= Given data =
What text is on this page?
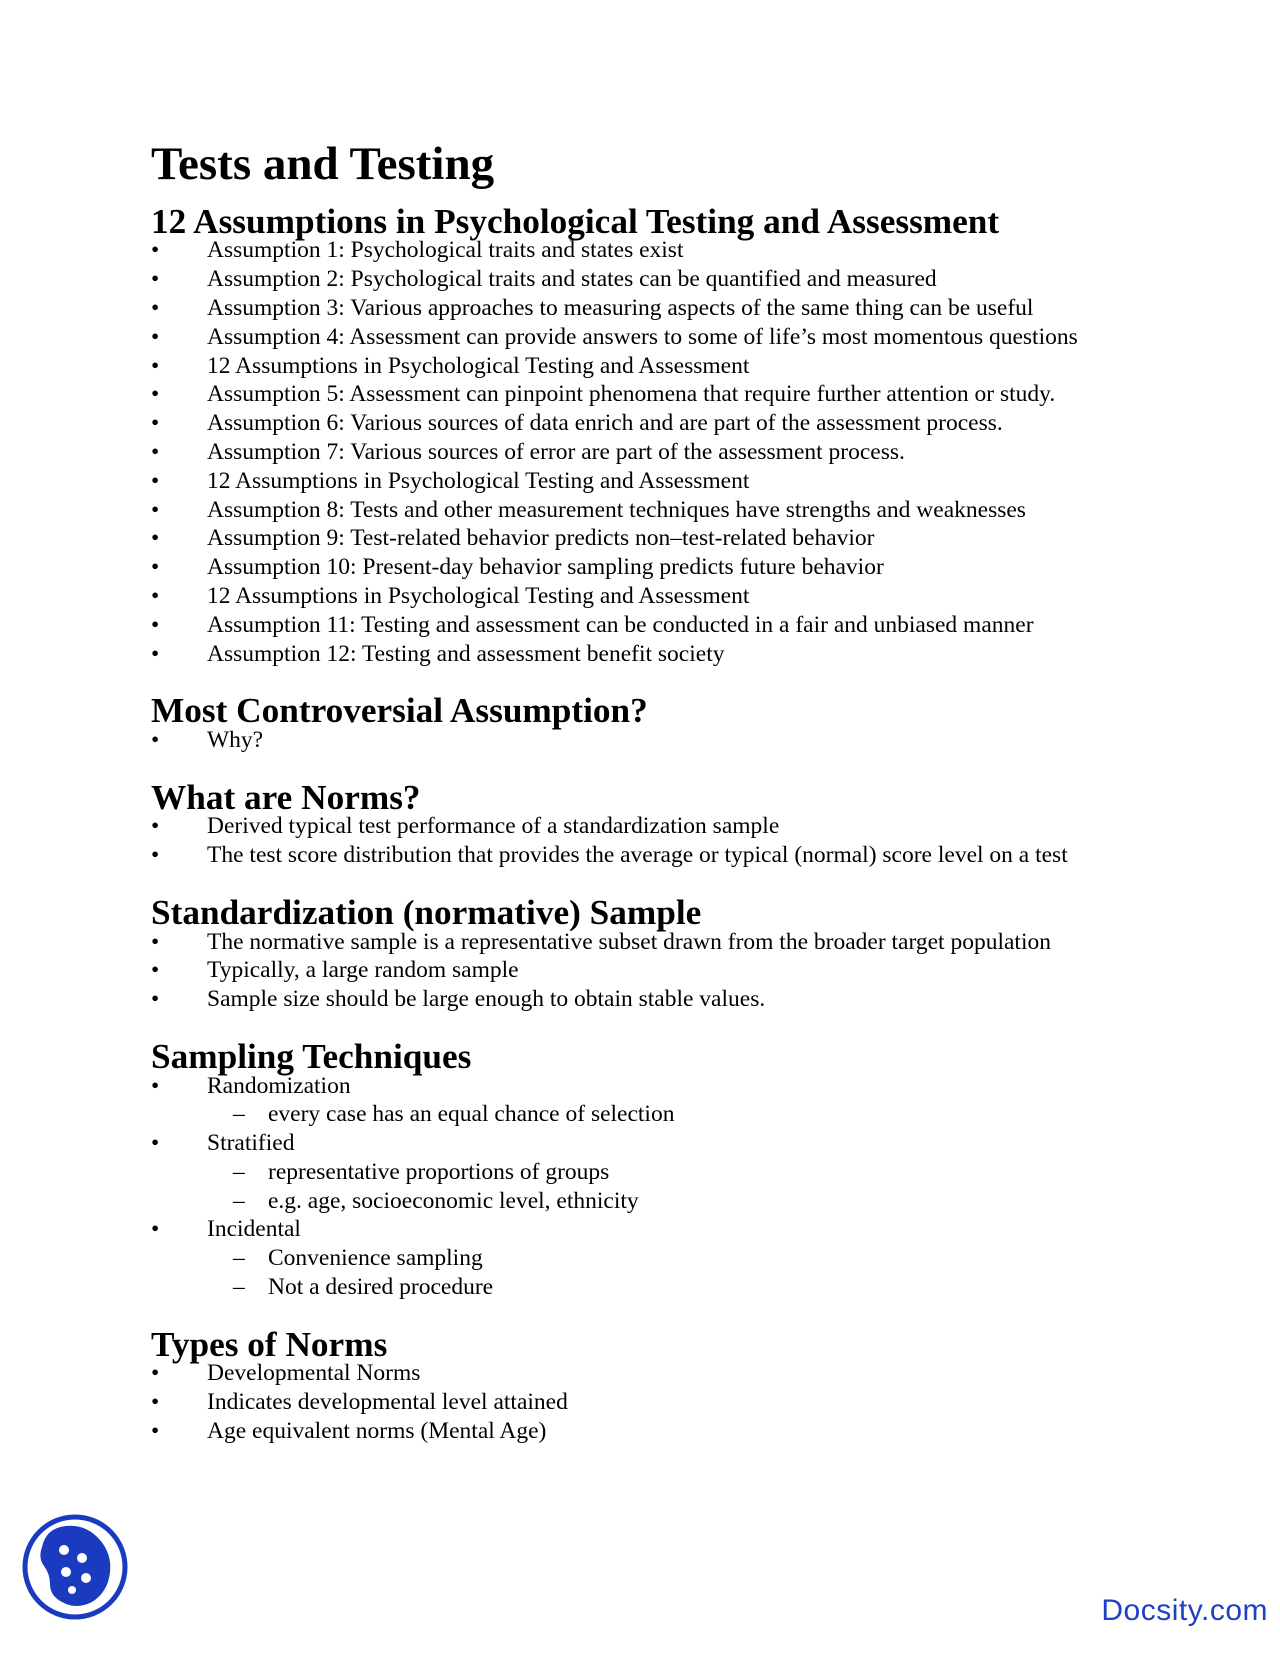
Tests and Testing
12 Assumptions in Psychological Testing and Assessment
•	Assumption 1: Psychological traits and states exist
•	Assumption 2: Psychological traits and states can be quantified and measured
•	Assumption 3: Various approaches to measuring aspects of the same thing can be useful
•	Assumption 4: Assessment can provide answers to some of life’s most momentous questions
•	12 Assumptions in Psychological Testing and Assessment
•	Assumption 5: Assessment can pinpoint phenomena that require further attention or study.
•	Assumption 6: Various sources of data enrich and are part of the assessment process.
•	Assumption 7: Various sources of error are part of the assessment process.
•	12 Assumptions in Psychological Testing and Assessment
•	Assumption 8: Tests and other measurement techniques have strengths and weaknesses
•	Assumption 9: Test-related behavior predicts non–test-related behavior
•	Assumption 10: Present-day behavior sampling predicts future behavior
•	12 Assumptions in Psychological Testing and Assessment
•	Assumption 11: Testing and assessment can be conducted in a fair and unbiased manner
•	Assumption 12: Testing and assessment benefit society
Most Controversial Assumption?
•	Why?
What are Norms?
•	Derived typical test performance of a standardization sample
•	The test score distribution that provides the average or typical (normal) score level on a test
Standardization (normative) Sample
•	The normative sample is a representative subset drawn from the broader target population
•	Typically, a large random sample
•	Sample size should be large enough to obtain stable values.
Sampling Techniques
•	Randomization
– every case has an equal chance of selection
•	Stratified
– representative proportions of groups
– e.g. age, socioeconomic level, ethnicity
•	Incidental
– Convenience sampling
– Not a desired procedure
Types of Norms
•	Developmental Norms
•	Indicates developmental level attained
•	Age equivalent norms (Mental Age)
Docsity.com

= The exercise =
Among the lines above, count those containing the word "that" and give nothing but the result.

= Solution for this exercise =
2